Job:
Sort through the entries below and pull out lines containing the word "position".

━━━━━━━━━━━━━━━━━━━━

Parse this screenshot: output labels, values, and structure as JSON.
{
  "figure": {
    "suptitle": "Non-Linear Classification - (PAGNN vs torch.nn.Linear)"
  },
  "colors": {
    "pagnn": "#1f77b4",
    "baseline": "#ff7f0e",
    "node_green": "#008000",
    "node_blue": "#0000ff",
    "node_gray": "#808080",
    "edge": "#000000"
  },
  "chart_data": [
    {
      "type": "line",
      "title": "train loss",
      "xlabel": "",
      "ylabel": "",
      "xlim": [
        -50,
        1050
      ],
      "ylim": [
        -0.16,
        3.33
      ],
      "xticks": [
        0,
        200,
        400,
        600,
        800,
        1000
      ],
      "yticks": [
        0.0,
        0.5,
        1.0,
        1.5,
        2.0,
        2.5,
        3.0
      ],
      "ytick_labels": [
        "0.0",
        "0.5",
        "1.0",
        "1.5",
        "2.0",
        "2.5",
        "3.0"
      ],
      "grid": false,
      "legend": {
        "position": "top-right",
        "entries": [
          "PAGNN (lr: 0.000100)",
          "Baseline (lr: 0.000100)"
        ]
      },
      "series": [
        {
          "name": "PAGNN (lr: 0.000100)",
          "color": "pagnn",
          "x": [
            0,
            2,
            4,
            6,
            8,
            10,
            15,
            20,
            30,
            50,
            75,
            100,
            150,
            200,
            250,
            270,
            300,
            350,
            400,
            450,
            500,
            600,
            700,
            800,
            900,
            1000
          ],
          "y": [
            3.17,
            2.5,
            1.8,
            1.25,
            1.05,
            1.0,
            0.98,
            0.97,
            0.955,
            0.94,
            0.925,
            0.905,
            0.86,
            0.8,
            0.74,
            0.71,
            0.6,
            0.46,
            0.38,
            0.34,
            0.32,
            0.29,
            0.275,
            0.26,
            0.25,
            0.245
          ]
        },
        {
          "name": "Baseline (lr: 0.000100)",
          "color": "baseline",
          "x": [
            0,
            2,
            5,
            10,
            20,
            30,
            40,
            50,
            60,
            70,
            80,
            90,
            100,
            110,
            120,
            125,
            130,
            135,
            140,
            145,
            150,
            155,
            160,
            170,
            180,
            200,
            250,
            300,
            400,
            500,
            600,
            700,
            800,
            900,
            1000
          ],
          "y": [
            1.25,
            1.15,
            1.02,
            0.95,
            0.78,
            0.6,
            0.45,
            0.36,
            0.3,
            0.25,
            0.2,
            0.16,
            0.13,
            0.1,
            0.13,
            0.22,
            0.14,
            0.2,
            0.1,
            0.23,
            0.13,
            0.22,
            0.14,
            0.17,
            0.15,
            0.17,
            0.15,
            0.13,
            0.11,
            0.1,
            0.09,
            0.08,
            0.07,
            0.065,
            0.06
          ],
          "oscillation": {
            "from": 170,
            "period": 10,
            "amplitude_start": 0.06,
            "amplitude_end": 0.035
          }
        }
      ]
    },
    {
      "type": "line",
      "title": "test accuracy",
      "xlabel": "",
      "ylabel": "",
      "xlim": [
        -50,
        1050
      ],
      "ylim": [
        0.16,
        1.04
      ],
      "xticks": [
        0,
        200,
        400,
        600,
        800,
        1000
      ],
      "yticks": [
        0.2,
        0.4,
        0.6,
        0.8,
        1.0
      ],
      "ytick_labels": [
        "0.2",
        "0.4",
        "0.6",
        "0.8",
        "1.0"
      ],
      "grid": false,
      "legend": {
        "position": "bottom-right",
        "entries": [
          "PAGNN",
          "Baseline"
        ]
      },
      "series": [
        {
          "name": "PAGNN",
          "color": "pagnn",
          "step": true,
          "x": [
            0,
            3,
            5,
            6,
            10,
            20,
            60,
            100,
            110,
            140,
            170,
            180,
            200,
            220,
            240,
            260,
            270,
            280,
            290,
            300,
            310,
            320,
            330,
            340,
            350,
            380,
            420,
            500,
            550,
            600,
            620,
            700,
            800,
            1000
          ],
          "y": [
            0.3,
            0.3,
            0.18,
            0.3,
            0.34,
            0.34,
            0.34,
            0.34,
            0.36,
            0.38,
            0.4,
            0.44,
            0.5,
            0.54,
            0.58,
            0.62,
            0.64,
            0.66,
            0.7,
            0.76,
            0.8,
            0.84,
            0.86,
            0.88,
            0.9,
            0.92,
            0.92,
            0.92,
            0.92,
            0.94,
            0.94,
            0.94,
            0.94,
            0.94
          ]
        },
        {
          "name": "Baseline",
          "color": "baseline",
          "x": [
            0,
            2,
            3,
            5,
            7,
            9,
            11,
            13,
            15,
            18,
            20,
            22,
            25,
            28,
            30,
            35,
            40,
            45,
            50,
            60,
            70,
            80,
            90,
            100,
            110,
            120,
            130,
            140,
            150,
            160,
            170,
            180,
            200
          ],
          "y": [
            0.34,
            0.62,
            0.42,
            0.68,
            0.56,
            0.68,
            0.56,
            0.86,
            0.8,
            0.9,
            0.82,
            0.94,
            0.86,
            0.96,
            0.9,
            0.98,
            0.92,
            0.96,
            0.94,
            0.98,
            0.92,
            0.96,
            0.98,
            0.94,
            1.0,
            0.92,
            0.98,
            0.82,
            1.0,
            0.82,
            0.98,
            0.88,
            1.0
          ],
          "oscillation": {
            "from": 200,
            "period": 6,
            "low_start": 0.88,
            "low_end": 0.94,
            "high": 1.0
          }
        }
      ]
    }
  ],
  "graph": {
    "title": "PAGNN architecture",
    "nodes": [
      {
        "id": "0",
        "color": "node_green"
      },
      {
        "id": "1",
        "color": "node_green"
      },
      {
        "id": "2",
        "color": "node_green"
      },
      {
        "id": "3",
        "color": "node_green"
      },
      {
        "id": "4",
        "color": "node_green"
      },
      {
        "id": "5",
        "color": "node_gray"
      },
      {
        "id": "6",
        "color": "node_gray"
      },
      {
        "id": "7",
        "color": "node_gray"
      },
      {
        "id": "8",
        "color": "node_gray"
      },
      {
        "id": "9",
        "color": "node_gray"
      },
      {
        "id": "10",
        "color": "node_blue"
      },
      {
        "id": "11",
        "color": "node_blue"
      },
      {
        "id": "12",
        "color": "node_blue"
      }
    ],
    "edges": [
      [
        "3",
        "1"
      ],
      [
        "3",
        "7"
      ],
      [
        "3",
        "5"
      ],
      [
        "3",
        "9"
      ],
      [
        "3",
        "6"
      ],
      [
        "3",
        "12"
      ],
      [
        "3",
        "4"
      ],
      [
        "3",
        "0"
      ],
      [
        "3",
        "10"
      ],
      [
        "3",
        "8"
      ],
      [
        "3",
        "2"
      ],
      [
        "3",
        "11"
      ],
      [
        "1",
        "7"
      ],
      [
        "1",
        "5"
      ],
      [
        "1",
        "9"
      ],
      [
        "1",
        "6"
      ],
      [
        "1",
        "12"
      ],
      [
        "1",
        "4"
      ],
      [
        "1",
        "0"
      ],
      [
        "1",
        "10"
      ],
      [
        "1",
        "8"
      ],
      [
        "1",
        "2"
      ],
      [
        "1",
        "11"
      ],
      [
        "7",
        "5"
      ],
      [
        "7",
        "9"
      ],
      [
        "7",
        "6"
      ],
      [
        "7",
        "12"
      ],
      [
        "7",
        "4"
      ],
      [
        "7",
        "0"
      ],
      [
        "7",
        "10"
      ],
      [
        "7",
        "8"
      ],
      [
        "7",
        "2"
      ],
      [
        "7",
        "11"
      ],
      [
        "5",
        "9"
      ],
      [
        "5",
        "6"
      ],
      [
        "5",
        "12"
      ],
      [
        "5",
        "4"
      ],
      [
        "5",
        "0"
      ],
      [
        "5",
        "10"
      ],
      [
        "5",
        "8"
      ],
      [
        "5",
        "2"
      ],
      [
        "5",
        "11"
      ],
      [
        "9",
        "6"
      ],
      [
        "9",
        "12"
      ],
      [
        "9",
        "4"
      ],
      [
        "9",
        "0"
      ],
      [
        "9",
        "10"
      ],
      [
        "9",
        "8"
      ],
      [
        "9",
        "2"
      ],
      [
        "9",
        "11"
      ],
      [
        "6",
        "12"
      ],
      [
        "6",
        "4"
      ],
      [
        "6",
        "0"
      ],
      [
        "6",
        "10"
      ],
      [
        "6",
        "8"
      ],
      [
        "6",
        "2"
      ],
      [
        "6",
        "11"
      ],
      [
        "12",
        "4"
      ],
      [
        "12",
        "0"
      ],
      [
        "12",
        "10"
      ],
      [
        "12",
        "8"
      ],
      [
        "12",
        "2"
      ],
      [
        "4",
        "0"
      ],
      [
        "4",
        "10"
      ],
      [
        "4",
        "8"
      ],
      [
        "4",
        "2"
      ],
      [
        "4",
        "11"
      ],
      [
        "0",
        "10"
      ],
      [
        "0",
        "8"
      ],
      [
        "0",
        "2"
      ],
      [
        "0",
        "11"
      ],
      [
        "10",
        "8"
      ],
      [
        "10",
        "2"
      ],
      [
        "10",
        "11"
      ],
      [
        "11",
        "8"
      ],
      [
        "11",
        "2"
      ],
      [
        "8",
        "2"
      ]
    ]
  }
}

━━━━━━━━━━━━━━━━━━━━

Solution:
        "position": "top-right",
        "position": "bottom-right",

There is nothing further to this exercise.